→ **Trecho**:

Há um ditado bíblico que diz que ninguém pode dar aquilo que não tem e que nunca recebeu. Na mesma proporção, ninguém pode cobrar pelo que não fez. Embora o dicionário informe que ninguém signifique nenhuma pessoa, aqui ninguém tem a conotação de todos, indistintamente. Ou seja, estejam à direita, à esquerda, ao centro ou nos quintos de onde vieram, os políticos brasileiros precisam ter consciência de que foram eleitos para trabalhar pelo povo e não para tirar desse mesmo povo o que ele não tem.

→ **Dados registrados**:
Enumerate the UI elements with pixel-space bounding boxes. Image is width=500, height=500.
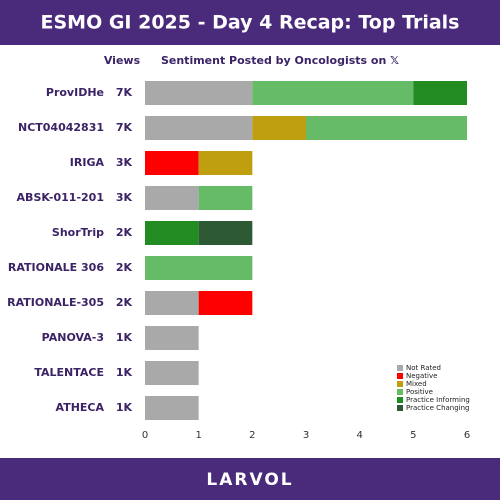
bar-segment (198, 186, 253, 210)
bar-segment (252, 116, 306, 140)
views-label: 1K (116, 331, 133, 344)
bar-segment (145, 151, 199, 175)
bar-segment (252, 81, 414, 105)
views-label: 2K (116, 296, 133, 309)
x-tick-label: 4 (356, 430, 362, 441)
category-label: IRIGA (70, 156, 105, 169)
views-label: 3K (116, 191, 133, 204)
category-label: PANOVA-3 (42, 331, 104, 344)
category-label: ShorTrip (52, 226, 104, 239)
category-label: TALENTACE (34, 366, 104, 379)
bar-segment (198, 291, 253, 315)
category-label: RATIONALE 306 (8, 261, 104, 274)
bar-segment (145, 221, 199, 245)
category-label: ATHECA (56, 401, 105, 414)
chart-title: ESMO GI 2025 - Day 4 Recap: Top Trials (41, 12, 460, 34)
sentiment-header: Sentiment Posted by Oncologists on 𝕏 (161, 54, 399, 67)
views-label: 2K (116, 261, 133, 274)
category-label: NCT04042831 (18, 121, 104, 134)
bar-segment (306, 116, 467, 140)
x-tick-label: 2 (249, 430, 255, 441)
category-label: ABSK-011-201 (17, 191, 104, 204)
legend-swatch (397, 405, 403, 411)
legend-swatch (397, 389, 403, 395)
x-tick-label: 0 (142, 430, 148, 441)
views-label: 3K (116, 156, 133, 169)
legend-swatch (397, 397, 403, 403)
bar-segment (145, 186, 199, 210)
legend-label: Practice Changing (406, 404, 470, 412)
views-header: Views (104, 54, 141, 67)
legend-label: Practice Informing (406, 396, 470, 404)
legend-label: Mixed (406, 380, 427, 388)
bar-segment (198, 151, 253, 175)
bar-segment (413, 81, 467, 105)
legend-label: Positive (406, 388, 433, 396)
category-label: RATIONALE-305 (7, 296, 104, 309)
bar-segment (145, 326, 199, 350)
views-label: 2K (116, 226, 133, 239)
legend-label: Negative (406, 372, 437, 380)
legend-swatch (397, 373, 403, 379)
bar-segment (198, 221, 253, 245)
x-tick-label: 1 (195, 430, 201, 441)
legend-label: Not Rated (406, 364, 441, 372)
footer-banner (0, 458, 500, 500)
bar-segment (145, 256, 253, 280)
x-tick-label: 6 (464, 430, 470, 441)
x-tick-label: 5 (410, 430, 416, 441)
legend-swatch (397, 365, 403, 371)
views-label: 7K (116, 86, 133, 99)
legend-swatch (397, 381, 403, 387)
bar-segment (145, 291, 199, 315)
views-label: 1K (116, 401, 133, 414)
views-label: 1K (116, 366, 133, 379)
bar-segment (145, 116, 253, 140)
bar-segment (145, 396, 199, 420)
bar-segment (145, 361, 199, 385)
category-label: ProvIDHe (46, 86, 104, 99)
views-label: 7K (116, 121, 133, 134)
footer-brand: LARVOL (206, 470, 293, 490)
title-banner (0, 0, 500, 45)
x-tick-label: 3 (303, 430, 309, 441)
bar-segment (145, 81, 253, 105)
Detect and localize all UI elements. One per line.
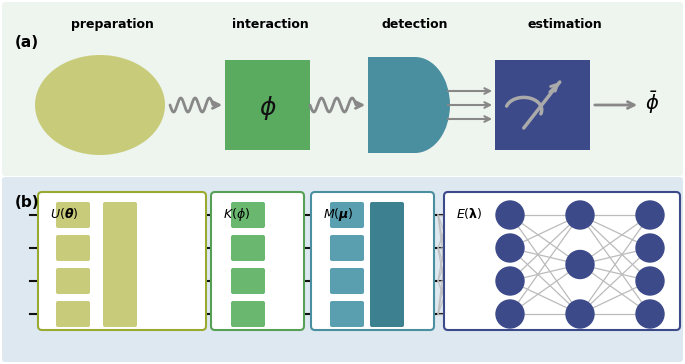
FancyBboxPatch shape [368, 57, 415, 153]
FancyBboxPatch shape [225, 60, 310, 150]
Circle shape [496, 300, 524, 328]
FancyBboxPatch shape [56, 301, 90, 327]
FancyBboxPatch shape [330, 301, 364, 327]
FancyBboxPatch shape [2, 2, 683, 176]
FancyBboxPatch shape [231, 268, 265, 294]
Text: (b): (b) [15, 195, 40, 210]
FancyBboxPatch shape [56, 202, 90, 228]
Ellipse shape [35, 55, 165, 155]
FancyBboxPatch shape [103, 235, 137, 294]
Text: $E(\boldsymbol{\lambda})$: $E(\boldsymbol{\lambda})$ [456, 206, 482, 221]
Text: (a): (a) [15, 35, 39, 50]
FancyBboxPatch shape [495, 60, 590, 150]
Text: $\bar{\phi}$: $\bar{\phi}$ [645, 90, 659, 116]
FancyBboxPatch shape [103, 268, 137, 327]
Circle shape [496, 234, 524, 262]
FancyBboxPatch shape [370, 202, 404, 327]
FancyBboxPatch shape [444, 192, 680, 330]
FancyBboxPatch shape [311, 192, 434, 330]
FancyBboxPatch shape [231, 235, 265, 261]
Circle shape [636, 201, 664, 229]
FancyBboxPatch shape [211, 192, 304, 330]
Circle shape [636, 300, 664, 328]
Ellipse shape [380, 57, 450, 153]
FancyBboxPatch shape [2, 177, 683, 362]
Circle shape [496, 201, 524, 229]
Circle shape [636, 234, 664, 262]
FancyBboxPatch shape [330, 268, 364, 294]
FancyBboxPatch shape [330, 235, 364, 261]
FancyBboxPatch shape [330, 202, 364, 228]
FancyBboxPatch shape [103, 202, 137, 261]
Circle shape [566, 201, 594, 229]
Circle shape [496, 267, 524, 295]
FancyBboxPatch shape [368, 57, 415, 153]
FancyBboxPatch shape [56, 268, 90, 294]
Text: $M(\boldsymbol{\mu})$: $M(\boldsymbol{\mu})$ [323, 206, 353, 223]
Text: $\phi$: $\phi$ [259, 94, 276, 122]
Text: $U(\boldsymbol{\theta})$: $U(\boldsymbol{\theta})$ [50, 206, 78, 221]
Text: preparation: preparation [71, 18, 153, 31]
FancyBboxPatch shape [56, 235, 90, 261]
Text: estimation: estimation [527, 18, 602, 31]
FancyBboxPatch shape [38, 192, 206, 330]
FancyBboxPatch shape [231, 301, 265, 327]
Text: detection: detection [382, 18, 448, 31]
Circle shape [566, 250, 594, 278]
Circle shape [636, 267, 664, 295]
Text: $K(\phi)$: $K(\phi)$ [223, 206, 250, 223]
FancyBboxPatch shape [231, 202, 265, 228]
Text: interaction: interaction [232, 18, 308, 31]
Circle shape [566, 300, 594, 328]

→ **Requisitos do exercício**:
A. Transcreva do trecho a passagem que começa com "Há um ditado" e segue até "ele não tem.".
B. Segundo o trecho, para que os políticos brasileiros foram eleitos?
C. Resuma o trecho em duas frases.

→ **Resultados por tarefa**:
A.
Há um ditado bíblico que diz que ninguém pode dar aquilo que não tem e que nunca recebeu. Na mesma proporção, ninguém pode cobrar pelo que não fez. Embora o dicionário informe que ninguém signifique nenhuma pessoa, aqui ninguém tem a conotação de todos, indistintamente. Ou seja, estejam à direita, à esquerda, ao centro ou nos quintos de onde vieram, os políticos brasileiros precisam ter consciência de que foram eleitos para trabalhar pelo povo e não para tirar desse mesmo povo o que ele não tem.

B. Para trabalhar pelo povo, e não para tirar desse mesmo povo o que ele não tem.

C. Um ditado bíblico diz que ninguém pode dar o que não tem e nunca recebeu, e, na mesma proporção, ninguém pode cobrar pelo que não fez. Assim, os políticos brasileiros, estejam à direita, à esquerda ou ao centro, precisam ter consciência de que foram eleitos para trabalhar pelo povo e não para tirar dele o que ele não tem.